→ **The task**:
Copy out the line containing "Serialize everything readable" and each line after it, through the last one in the material, exactly as written.

→ **Materials provided**:
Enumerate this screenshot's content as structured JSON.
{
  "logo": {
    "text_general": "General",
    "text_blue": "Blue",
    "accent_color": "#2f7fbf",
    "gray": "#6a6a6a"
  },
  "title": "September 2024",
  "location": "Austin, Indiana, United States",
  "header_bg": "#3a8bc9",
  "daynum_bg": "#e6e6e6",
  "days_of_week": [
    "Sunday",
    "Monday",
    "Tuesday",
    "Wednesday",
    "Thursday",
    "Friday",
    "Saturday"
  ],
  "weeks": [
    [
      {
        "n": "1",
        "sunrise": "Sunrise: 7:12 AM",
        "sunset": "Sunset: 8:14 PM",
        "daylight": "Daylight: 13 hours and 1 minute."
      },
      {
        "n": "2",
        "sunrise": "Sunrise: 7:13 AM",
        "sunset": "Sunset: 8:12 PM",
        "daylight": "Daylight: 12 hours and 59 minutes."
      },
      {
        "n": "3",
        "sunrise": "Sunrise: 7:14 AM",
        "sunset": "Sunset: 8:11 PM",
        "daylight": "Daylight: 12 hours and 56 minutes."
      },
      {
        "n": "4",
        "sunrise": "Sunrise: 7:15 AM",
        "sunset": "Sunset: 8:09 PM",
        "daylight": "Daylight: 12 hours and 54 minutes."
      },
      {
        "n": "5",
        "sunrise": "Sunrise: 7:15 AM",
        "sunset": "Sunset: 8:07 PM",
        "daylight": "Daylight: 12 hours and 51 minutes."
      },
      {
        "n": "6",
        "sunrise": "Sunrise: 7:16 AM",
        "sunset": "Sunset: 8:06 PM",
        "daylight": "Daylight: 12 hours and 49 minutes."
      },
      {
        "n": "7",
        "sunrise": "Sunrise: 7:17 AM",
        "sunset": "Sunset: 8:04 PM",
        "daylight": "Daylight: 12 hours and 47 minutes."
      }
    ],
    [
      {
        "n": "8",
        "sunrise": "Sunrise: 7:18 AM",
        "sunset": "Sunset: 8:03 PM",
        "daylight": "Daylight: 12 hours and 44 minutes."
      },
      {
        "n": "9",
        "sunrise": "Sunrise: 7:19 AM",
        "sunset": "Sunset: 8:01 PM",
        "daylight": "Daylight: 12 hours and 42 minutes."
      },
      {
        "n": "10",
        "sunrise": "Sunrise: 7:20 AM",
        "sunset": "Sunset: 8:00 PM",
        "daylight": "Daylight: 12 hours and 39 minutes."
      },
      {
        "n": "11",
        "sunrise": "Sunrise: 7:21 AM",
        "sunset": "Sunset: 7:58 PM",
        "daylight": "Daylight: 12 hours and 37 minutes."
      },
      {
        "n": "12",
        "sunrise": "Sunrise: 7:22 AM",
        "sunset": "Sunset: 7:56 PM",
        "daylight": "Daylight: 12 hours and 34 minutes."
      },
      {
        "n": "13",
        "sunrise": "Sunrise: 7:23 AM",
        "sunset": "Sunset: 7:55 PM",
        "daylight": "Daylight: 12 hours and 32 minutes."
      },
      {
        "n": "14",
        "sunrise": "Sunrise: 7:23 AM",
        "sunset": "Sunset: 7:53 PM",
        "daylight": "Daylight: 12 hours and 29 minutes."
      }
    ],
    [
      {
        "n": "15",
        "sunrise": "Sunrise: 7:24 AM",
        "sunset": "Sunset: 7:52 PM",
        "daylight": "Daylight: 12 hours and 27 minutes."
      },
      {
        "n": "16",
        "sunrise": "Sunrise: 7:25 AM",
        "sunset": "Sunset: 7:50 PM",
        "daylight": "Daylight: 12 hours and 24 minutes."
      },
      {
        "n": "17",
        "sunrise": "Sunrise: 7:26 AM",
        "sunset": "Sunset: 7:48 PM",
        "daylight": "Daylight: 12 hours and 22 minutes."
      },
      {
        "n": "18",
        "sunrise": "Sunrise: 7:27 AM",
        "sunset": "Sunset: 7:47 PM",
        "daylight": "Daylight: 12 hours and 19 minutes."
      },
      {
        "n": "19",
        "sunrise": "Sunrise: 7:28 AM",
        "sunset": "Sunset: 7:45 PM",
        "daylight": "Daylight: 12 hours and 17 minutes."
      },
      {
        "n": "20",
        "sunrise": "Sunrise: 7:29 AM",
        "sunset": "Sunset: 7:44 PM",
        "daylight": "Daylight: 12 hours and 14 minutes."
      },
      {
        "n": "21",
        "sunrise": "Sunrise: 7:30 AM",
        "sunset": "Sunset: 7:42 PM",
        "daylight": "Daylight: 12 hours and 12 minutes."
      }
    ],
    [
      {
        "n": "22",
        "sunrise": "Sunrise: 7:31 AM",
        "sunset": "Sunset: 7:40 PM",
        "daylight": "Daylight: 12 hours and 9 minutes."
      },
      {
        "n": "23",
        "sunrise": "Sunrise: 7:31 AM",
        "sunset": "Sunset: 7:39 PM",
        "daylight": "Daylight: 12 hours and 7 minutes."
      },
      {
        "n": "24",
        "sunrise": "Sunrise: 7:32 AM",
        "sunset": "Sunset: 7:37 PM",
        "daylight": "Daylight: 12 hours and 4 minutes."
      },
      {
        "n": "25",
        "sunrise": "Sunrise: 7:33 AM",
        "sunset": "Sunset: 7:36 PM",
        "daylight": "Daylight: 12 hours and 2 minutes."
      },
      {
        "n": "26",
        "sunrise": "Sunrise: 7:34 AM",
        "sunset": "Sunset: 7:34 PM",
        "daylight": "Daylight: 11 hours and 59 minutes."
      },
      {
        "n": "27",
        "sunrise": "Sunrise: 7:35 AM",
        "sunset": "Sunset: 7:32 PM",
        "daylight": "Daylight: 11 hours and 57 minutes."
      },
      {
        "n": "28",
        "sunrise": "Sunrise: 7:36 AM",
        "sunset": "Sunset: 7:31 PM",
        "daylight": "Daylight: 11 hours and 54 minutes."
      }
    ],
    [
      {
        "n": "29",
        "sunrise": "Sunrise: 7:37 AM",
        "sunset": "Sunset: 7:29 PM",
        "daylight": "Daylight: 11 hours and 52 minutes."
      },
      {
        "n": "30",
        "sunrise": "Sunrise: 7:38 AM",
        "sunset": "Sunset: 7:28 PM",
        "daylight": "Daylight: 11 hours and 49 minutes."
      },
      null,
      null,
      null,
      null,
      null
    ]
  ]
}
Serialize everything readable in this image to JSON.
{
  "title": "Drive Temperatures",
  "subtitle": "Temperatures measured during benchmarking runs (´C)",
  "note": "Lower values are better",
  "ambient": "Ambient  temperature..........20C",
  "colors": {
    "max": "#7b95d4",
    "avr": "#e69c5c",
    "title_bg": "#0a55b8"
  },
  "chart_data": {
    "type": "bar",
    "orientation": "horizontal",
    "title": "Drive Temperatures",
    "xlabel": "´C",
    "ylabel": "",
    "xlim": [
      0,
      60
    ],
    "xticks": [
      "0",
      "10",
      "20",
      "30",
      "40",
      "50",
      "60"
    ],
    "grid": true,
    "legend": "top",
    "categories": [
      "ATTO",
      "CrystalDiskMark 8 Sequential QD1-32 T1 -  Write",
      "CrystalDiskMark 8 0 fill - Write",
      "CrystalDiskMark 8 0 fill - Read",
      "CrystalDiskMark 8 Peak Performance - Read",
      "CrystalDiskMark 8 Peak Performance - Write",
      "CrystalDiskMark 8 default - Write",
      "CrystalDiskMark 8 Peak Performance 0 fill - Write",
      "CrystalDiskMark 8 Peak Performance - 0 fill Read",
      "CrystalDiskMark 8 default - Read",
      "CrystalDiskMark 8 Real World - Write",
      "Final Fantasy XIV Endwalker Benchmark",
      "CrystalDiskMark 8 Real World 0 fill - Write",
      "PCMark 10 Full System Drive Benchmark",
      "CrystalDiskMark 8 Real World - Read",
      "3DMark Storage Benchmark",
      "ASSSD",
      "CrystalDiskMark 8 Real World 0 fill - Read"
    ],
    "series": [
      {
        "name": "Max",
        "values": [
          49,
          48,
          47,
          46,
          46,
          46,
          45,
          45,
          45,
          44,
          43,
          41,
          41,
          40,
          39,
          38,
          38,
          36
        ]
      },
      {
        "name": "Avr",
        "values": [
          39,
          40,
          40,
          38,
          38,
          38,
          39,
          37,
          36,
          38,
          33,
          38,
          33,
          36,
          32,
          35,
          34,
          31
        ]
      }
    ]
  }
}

→ **Written answer**:
Serialize everything readable in this image to JSON.
{
  "title": "Drive Temperatures",
  "subtitle": "Temperatures measured during benchmarking runs (´C)",
  "note": "Lower values are better",
  "ambient": "Ambient  temperature..........20C",
  "colors": {
    "max": "#7b95d4",
    "avr": "#e69c5c",
    "title_bg": "#0a55b8"
  },
  "chart_data": {
    "type": "bar",
    "orientation": "horizontal",
    "title": "Drive Temperatures",
    "xlabel": "´C",
    "ylabel": "",
    "xlim": [
      0,
      60
    ],
    "xticks": [
      "0",
      "10",
      "20",
      "30",
      "40",
      "50",
      "60"
    ],
    "grid": true,
    "legend": "top",
    "categories": [
      "ATTO",
      "CrystalDiskMark 8 Sequential QD1-32 T1 -  Write",
      "CrystalDiskMark 8 0 fill - Write",
      "CrystalDiskMark 8 0 fill - Read",
      "CrystalDiskMark 8 Peak Performance - Read",
      "CrystalDiskMark 8 Peak Performance - Write",
      "CrystalDiskMark 8 default - Write",
      "CrystalDiskMark 8 Peak Performance 0 fill - Write",
      "CrystalDiskMark 8 Peak Performance - 0 fill Read",
      "CrystalDiskMark 8 default - Read",
      "CrystalDiskMark 8 Real World - Write",
      "Final Fantasy XIV Endwalker Benchmark",
      "CrystalDiskMark 8 Real World 0 fill - Write",
      "PCMark 10 Full System Drive Benchmark",
      "CrystalDiskMark 8 Real World - Read",
      "3DMark Storage Benchmark",
      "ASSSD",
      "CrystalDiskMark 8 Real World 0 fill - Read"
    ],
    "series": [
      {
        "name": "Max",
        "values": [
          49,
          48,
          47,
          46,
          46,
          46,
          45,
          45,
          45,
          44,
          43,
          41,
          41,
          40,
          39,
          38,
          38,
          36
        ]
      },
      {
        "name": "Avr",
        "values": [
          39,
          40,
          40,
          38,
          38,
          38,
          39,
          37,
          36,
          38,
          33,
          38,
          33,
          36,
          32,
          35,
          34,
          31
        ]
      }
    ]
  }
}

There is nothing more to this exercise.